# [Given exercise]
Collect every line that includes the string "RHESSI".
<<<<
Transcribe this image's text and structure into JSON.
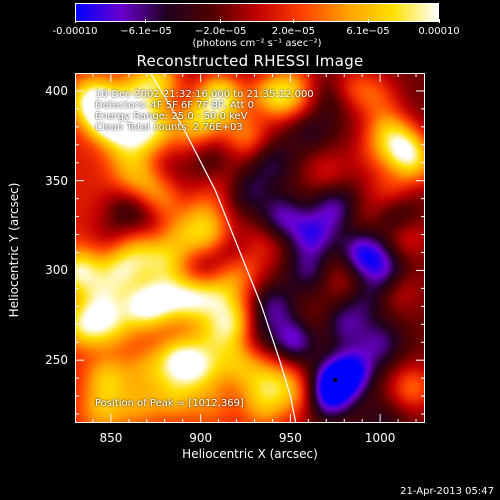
{
  "colorbar": {
    "tick_labels": [
      "-0.00010",
      "−6.1e−05",
      "−2.0e−05",
      "2.0e−05",
      "6.1e−05",
      "0.00010"
    ],
    "tick_values": [
      -0.0001,
      -6.1e-05,
      -2e-05,
      2e-05,
      6.1e-05,
      0.0001
    ],
    "range": [
      -0.0001,
      0.0001
    ],
    "units": "(photons cm⁻² s⁻¹ asec⁻²)",
    "colormap": [
      "#0000ff",
      "#6a00d0",
      "#200020",
      "#500000",
      "#c00000",
      "#ff4000",
      "#ffa000",
      "#ffe000",
      "#ffffff"
    ]
  },
  "title": "Reconstructed RHESSI Image",
  "info_lines": [
    "10-Dec-2002 21:32:16.000 to 21:35:12.000",
    "Detectors: 4F 5F 6F 7F 8F, Att 0",
    "Energy Range: 25.0 - 50.0 keV",
    "Clean    Total counts: 2.76E+03"
  ],
  "peak_text": "Position of Peak = [1012,369]",
  "timestamp": "21-Apr-2013 05:47",
  "chart_data": {
    "type": "heatmap",
    "title": "Reconstructed RHESSI Image",
    "xlabel": "Heliocentric X (arcsec)",
    "ylabel": "Heliocentric Y (arcsec)",
    "xlim": [
      830,
      1025
    ],
    "ylim": [
      215,
      410
    ],
    "xticks": [
      850,
      900,
      950,
      1000
    ],
    "xtick_labels": [
      "850",
      "900",
      "950",
      "1000"
    ],
    "yticks": [
      250,
      300,
      350,
      400
    ],
    "ytick_labels": [
      "250",
      "300",
      "350",
      "400"
    ],
    "limb_curve": [
      [
        872,
        410
      ],
      [
        890,
        380
      ],
      [
        908,
        345
      ],
      [
        922,
        310
      ],
      [
        934,
        280
      ],
      [
        944,
        250
      ],
      [
        950,
        230
      ],
      [
        953,
        215
      ]
    ],
    "hot_spots": [
      [
        840,
        395,
        1.0
      ],
      [
        848,
        385,
        0.8
      ],
      [
        855,
        385,
        0.9
      ],
      [
        866,
        400,
        0.6
      ],
      [
        872,
        380,
        0.8
      ],
      [
        860,
        370,
        0.5
      ],
      [
        878,
        407,
        0.7
      ],
      [
        895,
        380,
        0.5
      ],
      [
        903,
        387,
        0.6
      ],
      [
        910,
        400,
        0.8
      ],
      [
        915,
        392,
        0.4
      ],
      [
        925,
        375,
        0.6
      ],
      [
        937,
        400,
        0.5
      ],
      [
        945,
        395,
        0.6
      ],
      [
        952,
        405,
        0.5
      ],
      [
        870,
        350,
        0.4
      ],
      [
        880,
        340,
        0.5
      ],
      [
        860,
        355,
        0.3
      ],
      [
        915,
        350,
        0.3
      ],
      [
        900,
        335,
        0.4
      ],
      [
        905,
        320,
        0.6
      ],
      [
        890,
        320,
        0.4
      ],
      [
        920,
        300,
        0.5
      ],
      [
        935,
        315,
        0.3
      ],
      [
        880,
        305,
        0.6
      ],
      [
        865,
        310,
        0.5
      ],
      [
        855,
        300,
        0.7
      ],
      [
        845,
        285,
        0.6
      ],
      [
        832,
        300,
        0.9
      ],
      [
        835,
        270,
        0.8
      ],
      [
        850,
        270,
        0.6
      ],
      [
        868,
        280,
        0.9
      ],
      [
        880,
        285,
        0.7
      ],
      [
        895,
        285,
        0.8
      ],
      [
        910,
        285,
        0.6
      ],
      [
        918,
        270,
        0.8
      ],
      [
        848,
        240,
        0.6
      ],
      [
        870,
        245,
        0.4
      ],
      [
        888,
        250,
        0.9
      ],
      [
        900,
        245,
        0.6
      ],
      [
        905,
        262,
        0.4
      ],
      [
        920,
        250,
        0.5
      ],
      [
        932,
        240,
        0.4
      ],
      [
        935,
        225,
        0.5
      ],
      [
        945,
        238,
        0.5
      ],
      [
        955,
        230,
        0.4
      ],
      [
        905,
        225,
        0.3
      ],
      [
        885,
        230,
        0.5
      ],
      [
        865,
        225,
        0.4
      ],
      [
        845,
        222,
        0.5
      ],
      [
        1012,
        369,
        1.0
      ],
      [
        1003,
        380,
        0.6
      ],
      [
        1020,
        360,
        0.7
      ],
      [
        1005,
        345,
        0.4
      ],
      [
        998,
        398,
        0.4
      ],
      [
        985,
        402,
        0.4
      ],
      [
        995,
        365,
        0.3
      ],
      [
        1015,
        320,
        0.4
      ],
      [
        1018,
        235,
        0.6
      ],
      [
        985,
        290,
        0.3
      ],
      [
        970,
        355,
        0.3
      ],
      [
        960,
        390,
        0.3
      ],
      [
        990,
        330,
        0.2
      ],
      [
        975,
        300,
        0.2
      ],
      [
        960,
        270,
        0.2
      ],
      [
        1010,
        290,
        0.3
      ]
    ],
    "cold_spots": [
      [
        975,
        238,
        1.0
      ],
      [
        985,
        245,
        0.7
      ],
      [
        970,
        228,
        0.6
      ],
      [
        952,
        262,
        0.8
      ],
      [
        962,
        320,
        0.7
      ],
      [
        990,
        310,
        0.8
      ],
      [
        1002,
        300,
        0.6
      ],
      [
        975,
        335,
        0.6
      ],
      [
        990,
        285,
        0.5
      ],
      [
        945,
        330,
        0.6
      ],
      [
        925,
        345,
        0.5
      ],
      [
        915,
        310,
        0.4
      ],
      [
        905,
        360,
        0.3
      ],
      [
        880,
        355,
        0.3
      ],
      [
        858,
        335,
        0.4
      ],
      [
        900,
        300,
        0.3
      ],
      [
        940,
        280,
        0.6
      ],
      [
        960,
        380,
        0.4
      ],
      [
        980,
        270,
        0.5
      ],
      [
        1000,
        260,
        0.5
      ],
      [
        970,
        395,
        0.3
      ],
      [
        1010,
        330,
        0.4
      ],
      [
        930,
        265,
        0.4
      ],
      [
        890,
        340,
        0.3
      ],
      [
        960,
        300,
        0.5
      ],
      [
        1000,
        215,
        0.3
      ],
      [
        850,
        320,
        0.2
      ],
      [
        870,
        330,
        0.3
      ],
      [
        940,
        360,
        0.4
      ]
    ]
  }
}
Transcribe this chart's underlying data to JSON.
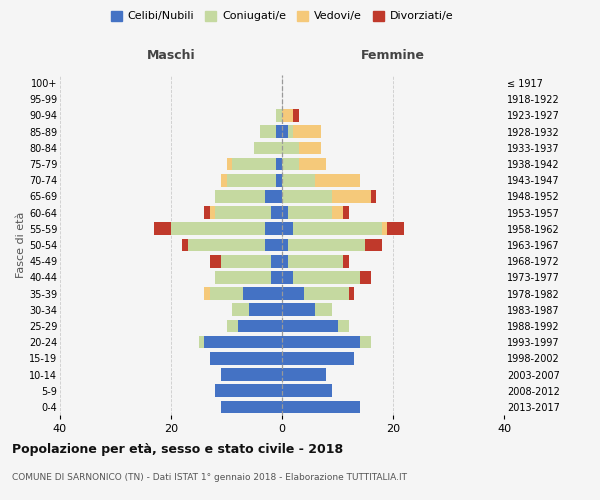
>>>>
# [Solution]
  "title": "Reconstructed RHESSI Image",
    "title": "Reconstructed RHESSI Image",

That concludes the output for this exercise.